Exercise objective: Only lines holding the string "hydroxide" are wanted; copy each one from the material.

Input rows:
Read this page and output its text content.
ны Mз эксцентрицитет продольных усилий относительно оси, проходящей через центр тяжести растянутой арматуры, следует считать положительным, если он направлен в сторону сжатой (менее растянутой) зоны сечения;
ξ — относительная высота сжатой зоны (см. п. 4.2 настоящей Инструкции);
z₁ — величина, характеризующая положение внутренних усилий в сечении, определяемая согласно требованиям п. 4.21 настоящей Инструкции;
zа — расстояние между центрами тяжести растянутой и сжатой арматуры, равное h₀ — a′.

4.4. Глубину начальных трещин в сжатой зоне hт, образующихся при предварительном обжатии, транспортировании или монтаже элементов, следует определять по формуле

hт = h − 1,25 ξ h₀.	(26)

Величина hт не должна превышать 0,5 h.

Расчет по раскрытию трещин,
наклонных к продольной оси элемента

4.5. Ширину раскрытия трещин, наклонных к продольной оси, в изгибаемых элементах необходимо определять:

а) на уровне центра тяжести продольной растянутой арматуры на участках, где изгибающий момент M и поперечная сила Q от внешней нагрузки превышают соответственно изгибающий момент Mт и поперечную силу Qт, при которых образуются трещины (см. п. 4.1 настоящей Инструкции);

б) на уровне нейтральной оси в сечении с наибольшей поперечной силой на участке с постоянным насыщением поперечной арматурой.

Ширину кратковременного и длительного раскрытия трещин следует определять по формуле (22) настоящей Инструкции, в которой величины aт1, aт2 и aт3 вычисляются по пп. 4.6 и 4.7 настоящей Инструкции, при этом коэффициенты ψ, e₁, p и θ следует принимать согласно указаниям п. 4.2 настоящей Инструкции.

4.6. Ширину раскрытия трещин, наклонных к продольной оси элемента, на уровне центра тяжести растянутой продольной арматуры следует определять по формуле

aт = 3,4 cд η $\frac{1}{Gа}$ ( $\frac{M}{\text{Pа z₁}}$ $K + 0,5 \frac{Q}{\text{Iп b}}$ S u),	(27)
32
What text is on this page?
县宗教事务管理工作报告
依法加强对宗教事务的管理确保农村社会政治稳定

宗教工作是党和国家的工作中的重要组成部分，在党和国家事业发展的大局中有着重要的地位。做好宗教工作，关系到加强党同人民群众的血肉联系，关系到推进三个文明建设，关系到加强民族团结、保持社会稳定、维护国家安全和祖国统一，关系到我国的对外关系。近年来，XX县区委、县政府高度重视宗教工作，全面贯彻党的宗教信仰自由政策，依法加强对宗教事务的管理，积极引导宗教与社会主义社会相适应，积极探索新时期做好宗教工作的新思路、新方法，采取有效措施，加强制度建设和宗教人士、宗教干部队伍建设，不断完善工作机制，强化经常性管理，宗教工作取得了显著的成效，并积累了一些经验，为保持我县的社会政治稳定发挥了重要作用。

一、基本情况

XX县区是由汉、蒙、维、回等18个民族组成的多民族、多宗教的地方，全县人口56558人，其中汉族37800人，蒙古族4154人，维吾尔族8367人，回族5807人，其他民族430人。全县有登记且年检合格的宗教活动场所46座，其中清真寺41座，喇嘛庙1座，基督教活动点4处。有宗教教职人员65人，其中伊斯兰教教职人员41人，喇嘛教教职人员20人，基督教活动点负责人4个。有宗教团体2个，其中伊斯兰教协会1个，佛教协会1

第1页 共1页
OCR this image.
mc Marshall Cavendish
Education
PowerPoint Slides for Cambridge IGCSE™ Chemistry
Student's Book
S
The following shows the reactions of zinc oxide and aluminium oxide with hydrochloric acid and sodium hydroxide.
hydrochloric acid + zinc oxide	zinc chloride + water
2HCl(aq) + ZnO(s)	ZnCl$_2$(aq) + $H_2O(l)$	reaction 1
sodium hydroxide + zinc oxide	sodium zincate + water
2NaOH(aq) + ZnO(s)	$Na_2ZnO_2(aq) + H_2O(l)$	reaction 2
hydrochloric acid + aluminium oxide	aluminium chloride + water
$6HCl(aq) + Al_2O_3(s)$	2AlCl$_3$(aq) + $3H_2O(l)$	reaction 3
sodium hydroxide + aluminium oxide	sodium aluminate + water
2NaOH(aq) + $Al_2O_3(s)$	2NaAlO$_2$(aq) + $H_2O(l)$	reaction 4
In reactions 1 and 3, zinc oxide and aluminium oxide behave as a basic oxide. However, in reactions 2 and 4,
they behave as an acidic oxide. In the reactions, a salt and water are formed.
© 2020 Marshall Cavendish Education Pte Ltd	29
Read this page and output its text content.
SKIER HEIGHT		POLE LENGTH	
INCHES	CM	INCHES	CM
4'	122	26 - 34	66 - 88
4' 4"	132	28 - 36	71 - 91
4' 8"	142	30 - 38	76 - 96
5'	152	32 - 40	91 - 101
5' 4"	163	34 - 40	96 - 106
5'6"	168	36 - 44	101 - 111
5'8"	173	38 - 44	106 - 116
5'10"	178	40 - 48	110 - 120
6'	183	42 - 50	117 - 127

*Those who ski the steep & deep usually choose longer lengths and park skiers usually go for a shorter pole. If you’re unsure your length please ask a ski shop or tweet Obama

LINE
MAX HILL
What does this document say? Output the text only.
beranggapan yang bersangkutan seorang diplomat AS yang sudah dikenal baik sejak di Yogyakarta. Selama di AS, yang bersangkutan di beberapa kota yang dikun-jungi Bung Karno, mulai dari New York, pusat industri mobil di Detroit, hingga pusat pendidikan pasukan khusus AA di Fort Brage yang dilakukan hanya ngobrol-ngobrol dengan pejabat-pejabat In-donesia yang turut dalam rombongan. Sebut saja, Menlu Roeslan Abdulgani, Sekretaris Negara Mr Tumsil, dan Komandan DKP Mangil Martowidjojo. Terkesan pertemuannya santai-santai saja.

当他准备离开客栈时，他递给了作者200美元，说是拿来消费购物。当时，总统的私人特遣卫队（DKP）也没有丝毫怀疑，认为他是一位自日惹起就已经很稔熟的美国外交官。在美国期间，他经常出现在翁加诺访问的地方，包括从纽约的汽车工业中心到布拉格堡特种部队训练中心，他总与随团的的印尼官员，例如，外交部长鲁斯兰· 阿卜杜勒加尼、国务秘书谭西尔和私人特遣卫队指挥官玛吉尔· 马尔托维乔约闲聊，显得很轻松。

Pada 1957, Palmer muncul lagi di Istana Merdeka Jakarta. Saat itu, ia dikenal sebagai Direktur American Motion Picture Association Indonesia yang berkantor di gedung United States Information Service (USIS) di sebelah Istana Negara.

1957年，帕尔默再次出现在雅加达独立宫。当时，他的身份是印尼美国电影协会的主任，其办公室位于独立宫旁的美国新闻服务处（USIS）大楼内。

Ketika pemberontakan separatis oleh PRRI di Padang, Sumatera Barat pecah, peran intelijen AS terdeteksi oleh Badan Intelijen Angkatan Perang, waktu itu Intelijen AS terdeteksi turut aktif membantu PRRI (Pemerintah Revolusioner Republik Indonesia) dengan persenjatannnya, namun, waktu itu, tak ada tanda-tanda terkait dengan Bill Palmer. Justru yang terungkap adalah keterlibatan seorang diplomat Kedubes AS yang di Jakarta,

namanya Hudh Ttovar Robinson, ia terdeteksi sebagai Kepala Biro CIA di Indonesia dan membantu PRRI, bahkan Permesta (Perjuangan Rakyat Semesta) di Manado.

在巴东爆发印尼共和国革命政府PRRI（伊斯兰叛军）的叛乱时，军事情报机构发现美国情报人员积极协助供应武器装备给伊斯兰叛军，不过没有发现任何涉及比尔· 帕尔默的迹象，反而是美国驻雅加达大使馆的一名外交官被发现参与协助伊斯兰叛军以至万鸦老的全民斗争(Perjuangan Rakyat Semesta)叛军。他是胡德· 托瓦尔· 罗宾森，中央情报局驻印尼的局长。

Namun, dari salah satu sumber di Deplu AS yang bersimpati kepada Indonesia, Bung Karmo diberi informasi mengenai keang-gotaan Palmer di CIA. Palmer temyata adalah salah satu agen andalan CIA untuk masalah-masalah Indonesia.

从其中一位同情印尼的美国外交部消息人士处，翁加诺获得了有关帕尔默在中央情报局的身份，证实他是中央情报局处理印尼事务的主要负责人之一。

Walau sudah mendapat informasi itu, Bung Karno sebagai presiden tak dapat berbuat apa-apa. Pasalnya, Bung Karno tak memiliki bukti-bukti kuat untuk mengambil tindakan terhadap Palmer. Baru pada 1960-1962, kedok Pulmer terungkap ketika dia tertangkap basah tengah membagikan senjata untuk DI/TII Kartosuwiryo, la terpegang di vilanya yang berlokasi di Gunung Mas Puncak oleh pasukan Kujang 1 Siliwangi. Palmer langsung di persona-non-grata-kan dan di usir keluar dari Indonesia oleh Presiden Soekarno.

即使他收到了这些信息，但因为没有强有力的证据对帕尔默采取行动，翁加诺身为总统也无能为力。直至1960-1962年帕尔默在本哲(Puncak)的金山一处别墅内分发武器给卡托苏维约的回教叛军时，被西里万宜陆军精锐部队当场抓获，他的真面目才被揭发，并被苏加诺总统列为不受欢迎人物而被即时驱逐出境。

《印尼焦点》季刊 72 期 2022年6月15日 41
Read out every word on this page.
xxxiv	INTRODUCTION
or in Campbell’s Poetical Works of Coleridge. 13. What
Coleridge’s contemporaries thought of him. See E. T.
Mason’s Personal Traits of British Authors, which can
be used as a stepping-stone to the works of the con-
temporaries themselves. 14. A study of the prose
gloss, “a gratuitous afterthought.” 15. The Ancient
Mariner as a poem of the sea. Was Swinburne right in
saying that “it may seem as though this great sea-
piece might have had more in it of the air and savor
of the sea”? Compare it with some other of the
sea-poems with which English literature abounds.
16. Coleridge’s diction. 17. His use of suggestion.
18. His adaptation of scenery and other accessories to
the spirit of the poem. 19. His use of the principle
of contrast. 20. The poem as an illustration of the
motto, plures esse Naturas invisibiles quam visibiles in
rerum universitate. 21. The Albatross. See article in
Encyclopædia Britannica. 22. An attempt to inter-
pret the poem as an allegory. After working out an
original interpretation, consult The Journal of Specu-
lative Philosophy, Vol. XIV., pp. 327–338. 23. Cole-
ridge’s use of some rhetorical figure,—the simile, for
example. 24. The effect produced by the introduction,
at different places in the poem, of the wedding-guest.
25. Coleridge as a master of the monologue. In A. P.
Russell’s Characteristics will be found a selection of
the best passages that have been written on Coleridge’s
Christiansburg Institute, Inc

Finished exercise:
The following shows the reactions of zinc oxide and aluminium oxide with hydrochloric acid and sodium hydroxide.
sodium hydroxide + zinc oxide	sodium zincate + water
sodium hydroxide + aluminium oxide	sodium aluminate + water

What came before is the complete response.